▶ **Exercise prompt**
Render the lines of the items below as a JSON list of strings, one string per line with blank lines left out, starting at the first line and stopping after the line containing "Find all labels, buttons, inputs, and". Omit the pictures from the list.

--- start of Data for this exercise ---

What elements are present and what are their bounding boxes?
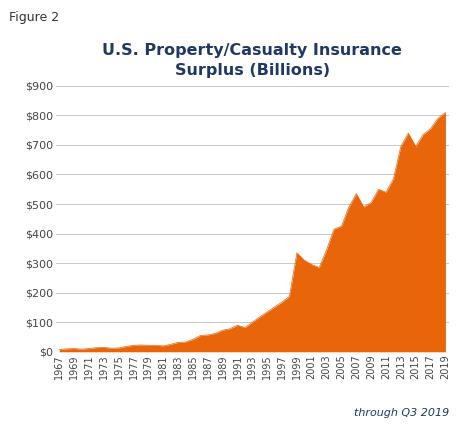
Text: through Q3 2019: through Q3 2019 <box>354 408 449 418</box>
Title: U.S. Property/Casualty Insurance
Surplus (Billions): U.S. Property/Casualty Insurance Surplus… <box>102 43 402 78</box>
Text: Figure 2: Figure 2 <box>9 11 59 24</box>
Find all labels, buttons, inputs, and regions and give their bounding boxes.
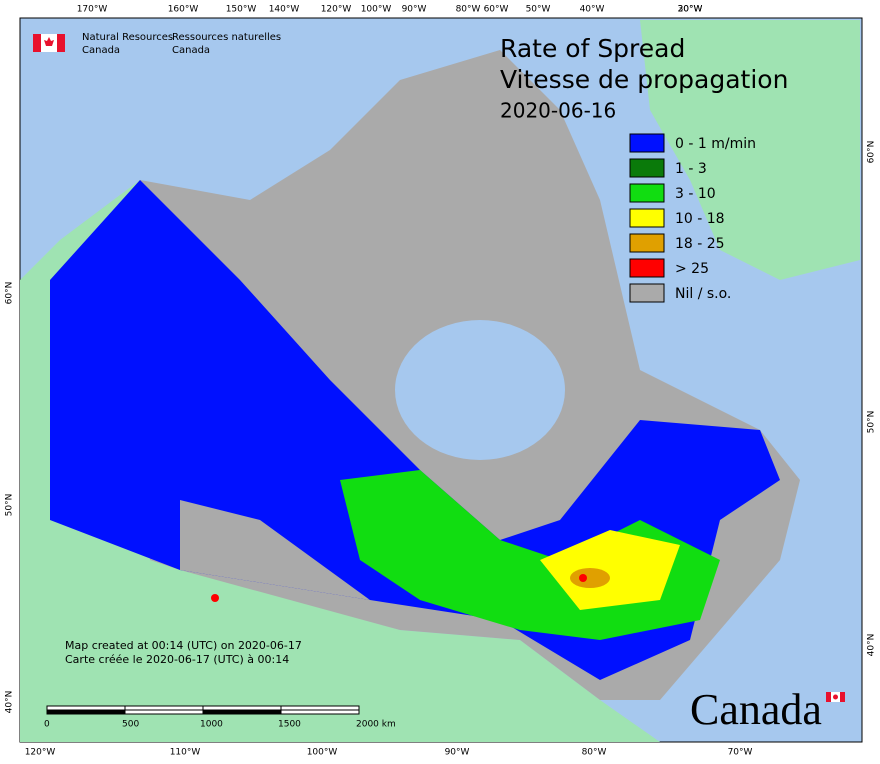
wordmark-flag [826,692,845,702]
legend-swatch [629,258,665,278]
graticule-top: 100°W [361,5,392,15]
scale-label: 1500 [278,720,301,730]
legend-swatch [629,208,665,228]
graticule-top: 150°W [226,5,257,15]
scale-segment [46,705,126,711]
graticule-bottom: 110°W [170,748,201,758]
graticule-top: 20°W [678,5,703,15]
scale-segment [280,709,360,715]
graticule-top: 60°W [484,5,509,15]
legend-swatch [629,133,665,153]
scale-segment [46,709,126,715]
graticule-bottom: 120°W [25,748,56,758]
scale-label: 500 [122,720,139,730]
graticule-top: 160°W [168,5,199,15]
legend-label: 0 - 1 m/min [675,136,756,152]
graticule-top: 80°W [456,5,481,15]
graticule-top: 30°W [678,5,703,15]
scale-label: 1000 [200,720,223,730]
graticule-top: 50°W [526,5,551,15]
fire-spread-very-high [570,568,610,588]
scale-segment [280,705,360,711]
department-fr: Ressources naturelles [172,32,281,43]
graticule-bottom: 90°W [445,748,470,758]
legend-swatch [629,233,665,253]
usa [20,560,660,742]
legend-swatch [629,158,665,178]
graticule-left: 40°N [5,691,15,714]
map-title: Rate of Spread [500,34,685,63]
legend-swatch [629,183,665,203]
legend-label: 10 - 18 [675,211,725,227]
scale-segment [202,709,282,715]
fire-spread-high [540,530,680,610]
legend-label: 18 - 25 [675,236,725,252]
graticule-right: 60°N [867,141,877,164]
canada-wordmark: Canada [690,685,822,734]
nrcan-logo [33,34,65,52]
map-date: 2020-06-16 [500,99,616,123]
creation-note: Carte créée le 2020-06-17 (UTC) à 00:14 [65,653,289,666]
hudson-bay [395,320,565,460]
map-area [19,17,863,743]
scale-segment [202,705,282,711]
department-fr: Canada [172,45,210,56]
scale-label: 2000 km [356,720,396,730]
graticule-top: 40°W [580,5,605,15]
graticule-top: 90°W [402,5,427,15]
graticule-right: 50°N [867,411,877,434]
labels: Natural Resources Canada Ressources nature… [5,5,877,758]
fire-spread-extreme [211,594,219,602]
scale-segment [124,709,204,715]
graticule-left: 60°N [5,282,15,305]
graticule-bottom: 70°W [728,748,753,758]
scale-label: 0 [44,720,50,730]
map-title: Vitesse de propagation [500,65,788,94]
graticule-left: 50°N [5,494,15,517]
graticule-top: 120°W [321,5,352,15]
legend-label: 3 - 10 [675,186,716,202]
creation-note: Map created at 00:14 (UTC) on 2020-06-17 [65,639,302,652]
fire-spread-extreme [579,574,587,582]
legend-label: Nil / s.o. [675,286,731,302]
legend-label: > 25 [675,261,709,277]
graticule-bottom: 100°W [307,748,338,758]
graticule-bottom: 80°W [582,748,607,758]
legend-label: 1 - 3 [675,161,707,177]
legend-swatch [629,283,665,303]
department-en: Natural Resources [82,32,173,43]
graticule-top: 170°W [77,5,108,15]
department-en: Canada [82,45,120,56]
graticule-right: 40°N [867,634,877,657]
greenland [640,20,860,280]
prairie-nil [180,500,370,600]
graticule-top: 140°W [269,5,300,15]
scale-segment [124,705,204,711]
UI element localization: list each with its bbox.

--- end of Data for this exercise ---

▶ **Written solution**
[
  "What elements are present and what are their bounding boxes?",
  "Text: through Q3 2019: through Q3 2019 <box>354 408 449 418</box>",
  "Title: U.S. Property/Casualty Insurance",
  "Surplus (Billions): U.S. Property/Casualty Insurance Surplus… <box>102 43 402 78</box>",
  "Text: Figure 2: Figure 2 <box>9 11 59 24</box>",
  "Find all labels, buttons, inputs, and regions and give their bounding boxes."
]